__WORK TO COMPLETE__
An exact copy of the records is required, minus the pictures they hold.

__ENTRIES SHOWN__
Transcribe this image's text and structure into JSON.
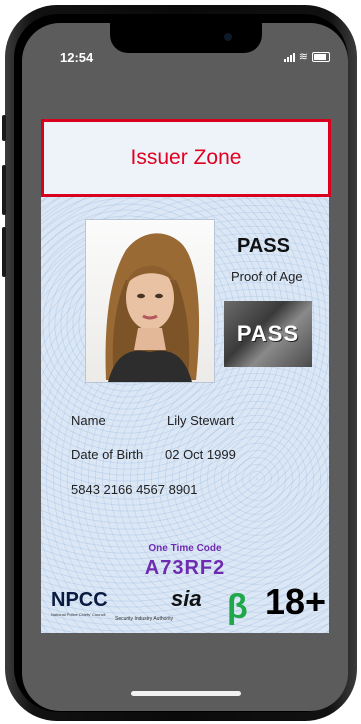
{
  "status_bar": {
    "time": "12:54"
  },
  "card": {
    "issuer_zone": "Issuer Zone",
    "brand": "PASS",
    "subtitle": "Proof of Age",
    "hologram_text": "PASS",
    "name_label": "Name",
    "name_value": "Lily Stewart",
    "dob_label": "Date of Birth",
    "dob_value": "02 Oct 1999",
    "card_number": "5843 2166 4567 8901",
    "one_time_code_label": "One Time Code",
    "one_time_code": "A73RF2",
    "logos": {
      "npcc": "NPCC",
      "npcc_sub": "National Police Chiefs' Council",
      "sia": "sia",
      "sia_sub": "Security Industry Authority",
      "beta": "β",
      "age": "18+"
    }
  },
  "colors": {
    "issuer_border": "#d8001d",
    "code": "#6f2bb0",
    "beta": "#1fa84a"
  }
}
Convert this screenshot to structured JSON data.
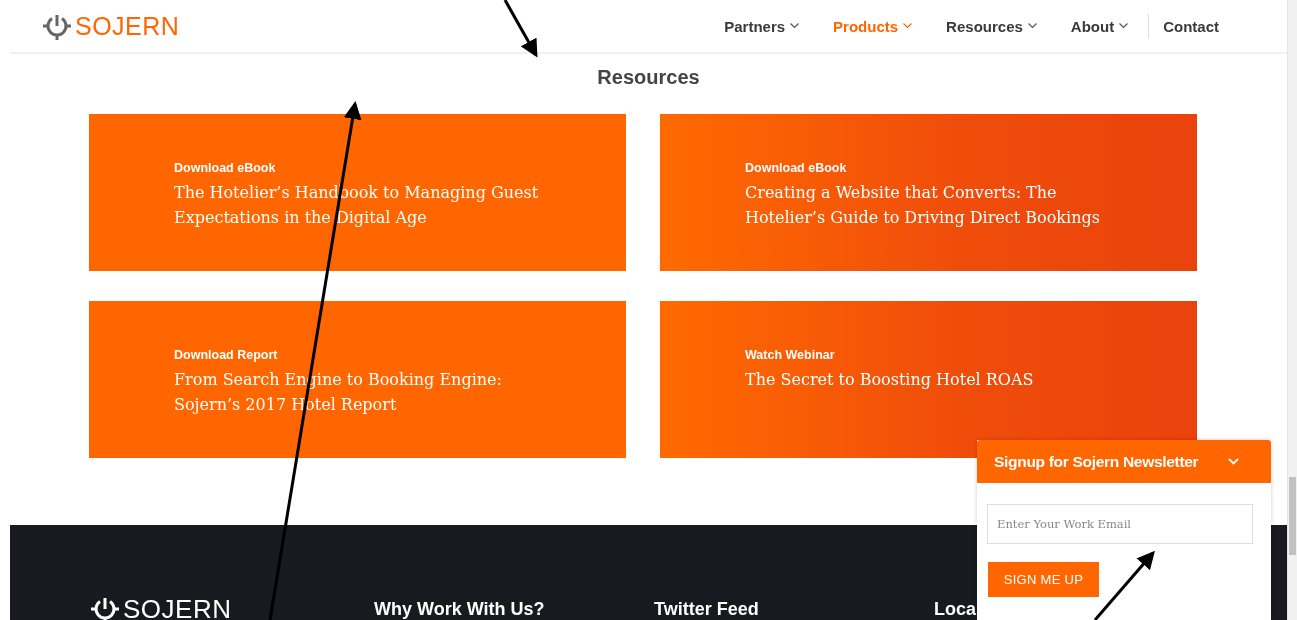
{
  "header": {
    "logo": "SOJERN",
    "nav": [
      {
        "label": "Partners",
        "selected": false,
        "has_menu": true
      },
      {
        "label": "Products",
        "selected": true,
        "has_menu": true
      },
      {
        "label": "Resources",
        "selected": false,
        "has_menu": true
      },
      {
        "label": "About",
        "selected": false,
        "has_menu": true
      },
      {
        "label": "Contact",
        "selected": false,
        "has_menu": false
      }
    ]
  },
  "section_title": "Resources",
  "resources": [
    {
      "label": "Download eBook",
      "title": "The Hotelier’s Handbook to Managing Guest Expectations in the Digital Age"
    },
    {
      "label": "Download eBook",
      "title": "Creating a Website that Converts: The Hotelier’s Guide to Driving Direct Bookings"
    },
    {
      "label": "Download Report",
      "title": "From Search Engine to Booking Engine: Sojern’s 2017 Hotel Report"
    },
    {
      "label": "Watch Webinar",
      "title": "The Secret to Boosting Hotel ROAS"
    }
  ],
  "footer": {
    "logo": "SOJERN",
    "columns": [
      "Why Work With Us?",
      "Twitter Feed",
      "Loca"
    ]
  },
  "newsletter": {
    "title": "Signup for Sojern Newsletter",
    "placeholder": "Enter Your Work Email",
    "button": "SIGN ME UP"
  }
}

__TASK ANSWER__
Transcribe this image's text and structure into JSON.
{
  "status_bar": {
    "time": "12:54"
  },
  "card": {
    "issuer_zone": "Issuer Zone",
    "brand": "PASS",
    "subtitle": "Proof of Age",
    "hologram_text": "PASS",
    "name_label": "Name",
    "name_value": "Lily Stewart",
    "dob_label": "Date of Birth",
    "dob_value": "02 Oct 1999",
    "card_number": "5843 2166 4567 8901",
    "one_time_code_label": "One Time Code",
    "one_time_code": "A73RF2",
    "logos": {
      "npcc": "NPCC",
      "npcc_sub": "National Police Chiefs' Council",
      "sia": "sia",
      "sia_sub": "Security Industry Authority",
      "beta": "β",
      "age": "18+"
    }
  },
  "colors": {
    "issuer_border": "#d8001d",
    "code": "#6f2bb0",
    "beta": "#1fa84a"
  }
}
Convert this screenshot to structured JSON data.
{
  "header": {
    "logo": "SOJERN",
    "nav": [
      {
        "label": "Partners",
        "selected": false,
        "has_menu": true
      },
      {
        "label": "Products",
        "selected": true,
        "has_menu": true
      },
      {
        "label": "Resources",
        "selected": false,
        "has_menu": true
      },
      {
        "label": "About",
        "selected": false,
        "has_menu": true
      },
      {
        "label": "Contact",
        "selected": false,
        "has_menu": false
      }
    ]
  },
  "section_title": "Resources",
  "resources": [
    {
      "label": "Download eBook",
      "title": "The Hotelier’s Handbook to Managing Guest Expectations in the Digital Age"
    },
    {
      "label": "Download eBook",
      "title": "Creating a Website that Converts: The Hotelier’s Guide to Driving Direct Bookings"
    },
    {
      "label": "Download Report",
      "title": "From Search Engine to Booking Engine: Sojern’s 2017 Hotel Report"
    },
    {
      "label": "Watch Webinar",
      "title": "The Secret to Boosting Hotel ROAS"
    }
  ],
  "footer": {
    "logo": "SOJERN",
    "columns": [
      "Why Work With Us?",
      "Twitter Feed",
      "Loca"
    ]
  },
  "newsletter": {
    "title": "Signup for Sojern Newsletter",
    "placeholder": "Enter Your Work Email",
    "button": "SIGN ME UP"
  }
}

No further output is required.